### What to produce
Go through the records and give each one again exactly.

*** Given entries

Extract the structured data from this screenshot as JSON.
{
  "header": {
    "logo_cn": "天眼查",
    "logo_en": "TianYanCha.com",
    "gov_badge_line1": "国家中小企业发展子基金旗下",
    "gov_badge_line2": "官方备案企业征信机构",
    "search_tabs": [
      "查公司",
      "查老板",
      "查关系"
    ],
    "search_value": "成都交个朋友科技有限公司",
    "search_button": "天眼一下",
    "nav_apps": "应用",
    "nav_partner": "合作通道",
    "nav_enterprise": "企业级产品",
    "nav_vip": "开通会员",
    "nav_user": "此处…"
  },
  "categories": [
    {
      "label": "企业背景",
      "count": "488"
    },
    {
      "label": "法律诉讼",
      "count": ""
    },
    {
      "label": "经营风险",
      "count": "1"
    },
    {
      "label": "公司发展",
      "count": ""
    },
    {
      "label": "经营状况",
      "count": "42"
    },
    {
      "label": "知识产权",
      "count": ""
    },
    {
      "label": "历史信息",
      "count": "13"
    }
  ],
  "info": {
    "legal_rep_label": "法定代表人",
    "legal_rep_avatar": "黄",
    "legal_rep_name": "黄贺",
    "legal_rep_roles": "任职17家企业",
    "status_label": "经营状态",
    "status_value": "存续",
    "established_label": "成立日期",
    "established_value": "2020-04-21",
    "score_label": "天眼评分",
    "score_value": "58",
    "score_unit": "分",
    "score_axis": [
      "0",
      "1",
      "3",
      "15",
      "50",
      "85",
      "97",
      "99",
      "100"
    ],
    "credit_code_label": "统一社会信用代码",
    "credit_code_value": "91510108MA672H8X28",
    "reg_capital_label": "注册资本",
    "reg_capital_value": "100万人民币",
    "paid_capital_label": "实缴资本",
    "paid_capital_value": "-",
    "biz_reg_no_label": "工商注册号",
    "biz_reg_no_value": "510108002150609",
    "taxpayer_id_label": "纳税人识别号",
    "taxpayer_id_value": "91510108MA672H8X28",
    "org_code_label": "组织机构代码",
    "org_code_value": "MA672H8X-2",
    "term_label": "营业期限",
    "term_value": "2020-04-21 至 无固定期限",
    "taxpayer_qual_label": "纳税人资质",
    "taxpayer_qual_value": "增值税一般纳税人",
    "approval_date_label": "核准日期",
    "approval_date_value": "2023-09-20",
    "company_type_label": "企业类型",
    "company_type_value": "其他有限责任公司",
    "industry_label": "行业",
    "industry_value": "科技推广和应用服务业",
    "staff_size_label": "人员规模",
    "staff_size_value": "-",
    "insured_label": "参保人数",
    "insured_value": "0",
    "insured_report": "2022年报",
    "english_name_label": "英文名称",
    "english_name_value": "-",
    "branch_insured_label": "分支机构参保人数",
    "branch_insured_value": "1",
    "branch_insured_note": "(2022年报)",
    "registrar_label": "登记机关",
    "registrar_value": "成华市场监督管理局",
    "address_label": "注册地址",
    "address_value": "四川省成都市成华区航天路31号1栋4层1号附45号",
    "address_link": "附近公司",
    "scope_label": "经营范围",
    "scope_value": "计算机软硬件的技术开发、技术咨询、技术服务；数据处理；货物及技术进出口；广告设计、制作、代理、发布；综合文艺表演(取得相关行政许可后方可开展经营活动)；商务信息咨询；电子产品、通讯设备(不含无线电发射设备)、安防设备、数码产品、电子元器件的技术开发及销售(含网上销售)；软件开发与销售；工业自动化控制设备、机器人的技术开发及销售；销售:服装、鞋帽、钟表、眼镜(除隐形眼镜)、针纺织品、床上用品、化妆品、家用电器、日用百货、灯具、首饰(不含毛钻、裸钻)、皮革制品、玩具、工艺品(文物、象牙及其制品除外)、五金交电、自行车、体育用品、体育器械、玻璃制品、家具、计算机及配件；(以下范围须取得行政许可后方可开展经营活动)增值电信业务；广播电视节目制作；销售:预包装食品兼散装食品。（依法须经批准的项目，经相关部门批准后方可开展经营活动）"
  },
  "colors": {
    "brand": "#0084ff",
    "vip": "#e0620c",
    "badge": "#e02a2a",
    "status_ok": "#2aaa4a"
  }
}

******

### Result below
Extract the structured data from this screenshot as JSON.
{
  "header": {
    "logo_cn": "天眼查",
    "logo_en": "TianYanCha.com",
    "gov_badge_line1": "国家中小企业发展子基金旗下",
    "gov_badge_line2": "官方备案企业征信机构",
    "search_tabs": [
      "查公司",
      "查老板",
      "查关系"
    ],
    "search_value": "成都交个朋友科技有限公司",
    "search_button": "天眼一下",
    "nav_apps": "应用",
    "nav_partner": "合作通道",
    "nav_enterprise": "企业级产品",
    "nav_vip": "开通会员",
    "nav_user": "此处…"
  },
  "categories": [
    {
      "label": "企业背景",
      "count": "488"
    },
    {
      "label": "法律诉讼",
      "count": ""
    },
    {
      "label": "经营风险",
      "count": "1"
    },
    {
      "label": "公司发展",
      "count": ""
    },
    {
      "label": "经营状况",
      "count": "42"
    },
    {
      "label": "知识产权",
      "count": ""
    },
    {
      "label": "历史信息",
      "count": "13"
    }
  ],
  "info": {
    "legal_rep_label": "法定代表人",
    "legal_rep_avatar": "黄",
    "legal_rep_name": "黄贺",
    "legal_rep_roles": "任职17家企业",
    "status_label": "经营状态",
    "status_value": "存续",
    "established_label": "成立日期",
    "established_value": "2020-04-21",
    "score_label": "天眼评分",
    "score_value": "58",
    "score_unit": "分",
    "score_axis": [
      "0",
      "1",
      "3",
      "15",
      "50",
      "85",
      "97",
      "99",
      "100"
    ],
    "credit_code_label": "统一社会信用代码",
    "credit_code_value": "91510108MA672H8X28",
    "reg_capital_label": "注册资本",
    "reg_capital_value": "100万人民币",
    "paid_capital_label": "实缴资本",
    "paid_capital_value": "-",
    "biz_reg_no_label": "工商注册号",
    "biz_reg_no_value": "510108002150609",
    "taxpayer_id_label": "纳税人识别号",
    "taxpayer_id_value": "91510108MA672H8X28",
    "org_code_label": "组织机构代码",
    "org_code_value": "MA672H8X-2",
    "term_label": "营业期限",
    "term_value": "2020-04-21 至 无固定期限",
    "taxpayer_qual_label": "纳税人资质",
    "taxpayer_qual_value": "增值税一般纳税人",
    "approval_date_label": "核准日期",
    "approval_date_value": "2023-09-20",
    "company_type_label": "企业类型",
    "company_type_value": "其他有限责任公司",
    "industry_label": "行业",
    "industry_value": "科技推广和应用服务业",
    "staff_size_label": "人员规模",
    "staff_size_value": "-",
    "insured_label": "参保人数",
    "insured_value": "0",
    "insured_report": "2022年报",
    "english_name_label": "英文名称",
    "english_name_value": "-",
    "branch_insured_label": "分支机构参保人数",
    "branch_insured_value": "1",
    "branch_insured_note": "(2022年报)",
    "registrar_label": "登记机关",
    "registrar_value": "成华市场监督管理局",
    "address_label": "注册地址",
    "address_value": "四川省成都市成华区航天路31号1栋4层1号附45号",
    "address_link": "附近公司",
    "scope_label": "经营范围",
    "scope_value": "计算机软硬件的技术开发、技术咨询、技术服务；数据处理；货物及技术进出口；广告设计、制作、代理、发布；综合文艺表演(取得相关行政许可后方可开展经营活动)；商务信息咨询；电子产品、通讯设备(不含无线电发射设备)、安防设备、数码产品、电子元器件的技术开发及销售(含网上销售)；软件开发与销售；工业自动化控制设备、机器人的技术开发及销售；销售:服装、鞋帽、钟表、眼镜(除隐形眼镜)、针纺织品、床上用品、化妆品、家用电器、日用百货、灯具、首饰(不含毛钻、裸钻)、皮革制品、玩具、工艺品(文物、象牙及其制品除外)、五金交电、自行车、体育用品、体育器械、玻璃制品、家具、计算机及配件；(以下范围须取得行政许可后方可开展经营活动)增值电信业务；广播电视节目制作；销售:预包装食品兼散装食品。（依法须经批准的项目，经相关部门批准后方可开展经营活动）"
  },
  "colors": {
    "brand": "#0084ff",
    "vip": "#e0620c",
    "badge": "#e02a2a",
    "status_ok": "#2aaa4a"
  }
}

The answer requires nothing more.